■ **TASK BRIEF**:
Answer these questions about the forum thread below.
(a) In the first comment, how often does the writer say one does not need to stop?
(b) Which zones does the comment about North London to Leeds call very long, and while what is happening?
(c) At what age did the mother of the writer of the final comment die, and of what?
*** TEXT SHOWN Section Begins ***
Yes you'd be unreasonable not to go for a very special occasion. Either get the train, or plan your drive so you're avoiding the worst of the traffic, or realise that you just don't need to stop every 20 minutes.

luckylucky24 · 17/04/2017 14:34

Could you set off late at night to avoid traffic?

Edballsisoneniftydancer · 17/04/2017 14:34

Or even brownie POINTS

Whosthemummynow · 17/04/2017 14:37

If the kids are honestly that bad in the car why on earth have you booked a holiday which involves so much driving?!

tribpot · 17/04/2017 14:38

So we're talking North London to Leeds-ish? Much more pleasant to get the train (and quite reasonable ticket prices if you book early). It shouldn't take 6 hours, although there have been some very, very long 50 mph zones whilst the smart motorway is being implemented.

ImNotWhoYouThinkIAmOhNo · 17/04/2017 14:40

I say you should find a way to make it work, and go. There are many, many reasons. Yes I admit my position on this is coloured by the fact that my own, otherwise healthy, mother died of a heart attack at age 70. No more big birthdays for her!
*** TEXT SHOWN Section Ends ***
*** DATA UNDER STUDY Section Begins ***
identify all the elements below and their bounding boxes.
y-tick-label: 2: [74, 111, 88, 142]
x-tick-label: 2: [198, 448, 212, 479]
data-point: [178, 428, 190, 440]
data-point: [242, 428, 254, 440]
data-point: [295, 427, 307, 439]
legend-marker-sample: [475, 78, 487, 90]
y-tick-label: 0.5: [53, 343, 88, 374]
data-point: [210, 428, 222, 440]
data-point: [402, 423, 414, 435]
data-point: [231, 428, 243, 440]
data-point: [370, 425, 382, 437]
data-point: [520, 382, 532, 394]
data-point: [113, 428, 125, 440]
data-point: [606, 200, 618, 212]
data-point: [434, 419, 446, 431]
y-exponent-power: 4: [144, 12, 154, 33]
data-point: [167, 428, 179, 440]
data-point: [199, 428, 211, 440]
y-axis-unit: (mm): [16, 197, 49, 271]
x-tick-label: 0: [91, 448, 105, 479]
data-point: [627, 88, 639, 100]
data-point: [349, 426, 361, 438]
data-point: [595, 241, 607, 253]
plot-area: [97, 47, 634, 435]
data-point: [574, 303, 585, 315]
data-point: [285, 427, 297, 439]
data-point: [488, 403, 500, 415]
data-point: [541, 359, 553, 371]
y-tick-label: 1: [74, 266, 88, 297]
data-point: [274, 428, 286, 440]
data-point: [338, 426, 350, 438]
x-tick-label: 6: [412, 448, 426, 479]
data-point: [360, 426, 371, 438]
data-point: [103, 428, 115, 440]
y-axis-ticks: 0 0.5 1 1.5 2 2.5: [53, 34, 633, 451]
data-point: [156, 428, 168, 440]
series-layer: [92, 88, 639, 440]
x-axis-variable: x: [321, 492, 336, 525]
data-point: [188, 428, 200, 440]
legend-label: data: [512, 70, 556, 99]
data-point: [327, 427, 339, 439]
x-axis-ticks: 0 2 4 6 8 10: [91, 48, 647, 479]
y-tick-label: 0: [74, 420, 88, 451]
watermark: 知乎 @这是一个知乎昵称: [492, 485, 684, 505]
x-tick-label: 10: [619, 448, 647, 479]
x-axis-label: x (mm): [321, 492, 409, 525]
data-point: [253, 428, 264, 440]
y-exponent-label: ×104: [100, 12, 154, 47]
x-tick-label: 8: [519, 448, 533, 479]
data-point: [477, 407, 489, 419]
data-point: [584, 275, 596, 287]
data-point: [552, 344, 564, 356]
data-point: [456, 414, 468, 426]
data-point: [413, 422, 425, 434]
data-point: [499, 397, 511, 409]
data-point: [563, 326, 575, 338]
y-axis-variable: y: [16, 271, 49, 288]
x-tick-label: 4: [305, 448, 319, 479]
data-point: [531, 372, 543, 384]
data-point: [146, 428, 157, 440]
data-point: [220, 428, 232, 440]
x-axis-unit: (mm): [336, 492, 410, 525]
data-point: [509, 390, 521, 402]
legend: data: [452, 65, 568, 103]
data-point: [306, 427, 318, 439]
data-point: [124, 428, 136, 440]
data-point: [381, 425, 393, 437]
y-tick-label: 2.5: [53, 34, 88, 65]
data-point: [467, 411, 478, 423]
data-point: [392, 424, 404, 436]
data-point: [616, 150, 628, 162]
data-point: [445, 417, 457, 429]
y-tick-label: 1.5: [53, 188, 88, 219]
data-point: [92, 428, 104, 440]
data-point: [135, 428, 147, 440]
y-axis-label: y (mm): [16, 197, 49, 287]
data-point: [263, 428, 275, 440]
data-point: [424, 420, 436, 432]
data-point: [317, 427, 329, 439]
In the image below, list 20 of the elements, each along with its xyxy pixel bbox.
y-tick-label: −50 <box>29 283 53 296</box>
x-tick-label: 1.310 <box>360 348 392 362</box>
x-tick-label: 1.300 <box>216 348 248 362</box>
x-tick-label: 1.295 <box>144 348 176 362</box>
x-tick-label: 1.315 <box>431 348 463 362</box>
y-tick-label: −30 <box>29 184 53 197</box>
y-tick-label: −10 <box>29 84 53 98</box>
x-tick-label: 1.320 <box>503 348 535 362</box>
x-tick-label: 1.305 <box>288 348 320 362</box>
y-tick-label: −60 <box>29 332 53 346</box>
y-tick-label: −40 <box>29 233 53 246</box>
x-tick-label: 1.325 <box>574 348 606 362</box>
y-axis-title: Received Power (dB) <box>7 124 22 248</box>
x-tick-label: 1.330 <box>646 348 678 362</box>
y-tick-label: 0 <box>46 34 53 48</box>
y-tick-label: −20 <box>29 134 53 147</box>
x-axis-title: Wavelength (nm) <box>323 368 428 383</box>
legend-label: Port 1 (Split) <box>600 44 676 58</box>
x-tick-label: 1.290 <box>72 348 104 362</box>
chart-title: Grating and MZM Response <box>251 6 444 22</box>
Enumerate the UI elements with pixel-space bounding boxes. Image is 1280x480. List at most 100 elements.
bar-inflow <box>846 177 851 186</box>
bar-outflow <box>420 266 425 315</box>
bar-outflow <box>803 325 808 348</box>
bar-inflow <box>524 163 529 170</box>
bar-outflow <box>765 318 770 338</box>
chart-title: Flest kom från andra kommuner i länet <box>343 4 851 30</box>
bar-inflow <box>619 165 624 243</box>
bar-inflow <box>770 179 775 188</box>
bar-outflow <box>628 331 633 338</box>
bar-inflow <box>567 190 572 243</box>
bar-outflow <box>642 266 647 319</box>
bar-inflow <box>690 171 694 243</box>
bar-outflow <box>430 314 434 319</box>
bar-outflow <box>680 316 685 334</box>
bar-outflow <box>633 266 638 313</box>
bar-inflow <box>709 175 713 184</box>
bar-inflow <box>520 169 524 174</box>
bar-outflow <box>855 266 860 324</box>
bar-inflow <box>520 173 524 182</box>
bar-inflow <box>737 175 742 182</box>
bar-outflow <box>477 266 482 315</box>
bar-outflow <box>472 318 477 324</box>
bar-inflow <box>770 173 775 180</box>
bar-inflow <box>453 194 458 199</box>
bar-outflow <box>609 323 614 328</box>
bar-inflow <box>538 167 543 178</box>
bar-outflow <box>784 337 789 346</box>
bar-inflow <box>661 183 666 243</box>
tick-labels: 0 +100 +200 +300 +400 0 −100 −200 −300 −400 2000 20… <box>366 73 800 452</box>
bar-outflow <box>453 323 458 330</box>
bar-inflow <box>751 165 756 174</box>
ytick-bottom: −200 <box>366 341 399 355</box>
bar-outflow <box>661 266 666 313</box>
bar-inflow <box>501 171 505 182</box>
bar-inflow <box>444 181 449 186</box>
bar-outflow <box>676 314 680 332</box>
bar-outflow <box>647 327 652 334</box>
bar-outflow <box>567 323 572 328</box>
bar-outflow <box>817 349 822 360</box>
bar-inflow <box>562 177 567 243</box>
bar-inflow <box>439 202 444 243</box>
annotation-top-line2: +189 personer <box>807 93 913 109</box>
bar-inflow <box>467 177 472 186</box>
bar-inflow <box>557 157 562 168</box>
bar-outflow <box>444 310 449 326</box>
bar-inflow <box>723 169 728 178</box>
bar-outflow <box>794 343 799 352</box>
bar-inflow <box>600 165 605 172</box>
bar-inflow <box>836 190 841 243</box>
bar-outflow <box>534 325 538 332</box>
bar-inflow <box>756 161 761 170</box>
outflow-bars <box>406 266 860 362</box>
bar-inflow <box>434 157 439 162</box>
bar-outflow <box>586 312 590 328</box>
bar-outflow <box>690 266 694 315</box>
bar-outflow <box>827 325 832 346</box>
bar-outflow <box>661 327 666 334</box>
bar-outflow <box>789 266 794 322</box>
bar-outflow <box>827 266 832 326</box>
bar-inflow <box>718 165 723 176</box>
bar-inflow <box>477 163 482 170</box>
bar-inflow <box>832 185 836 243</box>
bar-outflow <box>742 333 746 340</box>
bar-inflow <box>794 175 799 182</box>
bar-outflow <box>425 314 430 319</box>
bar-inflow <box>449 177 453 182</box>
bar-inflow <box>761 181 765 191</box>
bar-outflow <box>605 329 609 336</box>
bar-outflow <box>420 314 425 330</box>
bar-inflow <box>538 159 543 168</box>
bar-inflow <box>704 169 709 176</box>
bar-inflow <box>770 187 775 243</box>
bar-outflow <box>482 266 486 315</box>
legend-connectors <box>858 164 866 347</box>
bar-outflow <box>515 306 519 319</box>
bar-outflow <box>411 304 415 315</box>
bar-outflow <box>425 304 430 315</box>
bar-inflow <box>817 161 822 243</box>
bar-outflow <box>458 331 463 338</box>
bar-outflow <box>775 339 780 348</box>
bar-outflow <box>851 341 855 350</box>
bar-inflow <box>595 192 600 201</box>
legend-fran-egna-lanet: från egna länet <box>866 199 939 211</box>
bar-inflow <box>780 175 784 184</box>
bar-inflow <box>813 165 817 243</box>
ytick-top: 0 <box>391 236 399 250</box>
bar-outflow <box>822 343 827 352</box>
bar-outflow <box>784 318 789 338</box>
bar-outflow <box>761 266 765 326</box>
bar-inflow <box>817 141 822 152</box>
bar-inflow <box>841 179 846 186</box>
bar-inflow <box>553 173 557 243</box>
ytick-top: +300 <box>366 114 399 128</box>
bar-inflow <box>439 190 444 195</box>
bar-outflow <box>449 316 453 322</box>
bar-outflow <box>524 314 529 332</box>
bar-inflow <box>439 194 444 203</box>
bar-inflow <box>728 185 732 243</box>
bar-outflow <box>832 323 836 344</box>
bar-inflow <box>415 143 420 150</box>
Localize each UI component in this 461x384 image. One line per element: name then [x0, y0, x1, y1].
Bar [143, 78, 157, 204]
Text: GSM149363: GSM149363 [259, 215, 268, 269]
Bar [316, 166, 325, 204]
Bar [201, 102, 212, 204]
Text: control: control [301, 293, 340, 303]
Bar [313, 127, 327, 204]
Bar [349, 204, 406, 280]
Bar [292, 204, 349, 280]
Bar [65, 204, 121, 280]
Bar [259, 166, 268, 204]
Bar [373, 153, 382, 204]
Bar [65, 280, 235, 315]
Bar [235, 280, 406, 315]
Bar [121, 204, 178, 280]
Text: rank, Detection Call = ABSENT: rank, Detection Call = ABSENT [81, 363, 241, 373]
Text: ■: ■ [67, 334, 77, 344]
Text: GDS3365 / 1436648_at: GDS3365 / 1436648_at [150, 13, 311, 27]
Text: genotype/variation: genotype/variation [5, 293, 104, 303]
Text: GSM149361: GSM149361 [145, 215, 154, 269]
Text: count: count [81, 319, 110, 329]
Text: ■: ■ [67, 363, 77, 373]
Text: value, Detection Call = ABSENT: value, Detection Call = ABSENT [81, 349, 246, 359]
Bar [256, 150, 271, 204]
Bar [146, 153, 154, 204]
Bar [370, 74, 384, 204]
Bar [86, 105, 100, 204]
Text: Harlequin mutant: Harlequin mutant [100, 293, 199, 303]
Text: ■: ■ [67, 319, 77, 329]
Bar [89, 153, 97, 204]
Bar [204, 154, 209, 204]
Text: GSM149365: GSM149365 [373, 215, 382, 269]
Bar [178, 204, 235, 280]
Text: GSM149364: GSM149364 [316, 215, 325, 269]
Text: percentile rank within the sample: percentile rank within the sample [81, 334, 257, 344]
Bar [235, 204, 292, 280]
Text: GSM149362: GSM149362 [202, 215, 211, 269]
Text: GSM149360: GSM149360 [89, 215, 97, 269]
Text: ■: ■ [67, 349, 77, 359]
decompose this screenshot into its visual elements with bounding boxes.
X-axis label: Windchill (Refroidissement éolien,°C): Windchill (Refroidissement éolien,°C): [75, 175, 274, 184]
*** DATA UNDER STUDY Section Ends ***
■ **WRITTEN RESPONSE**:
(a) Every 20 minutes.
(b) 50 mph zones, while the smart motorway is being implemented.
(c) At age 70, of a heart attack.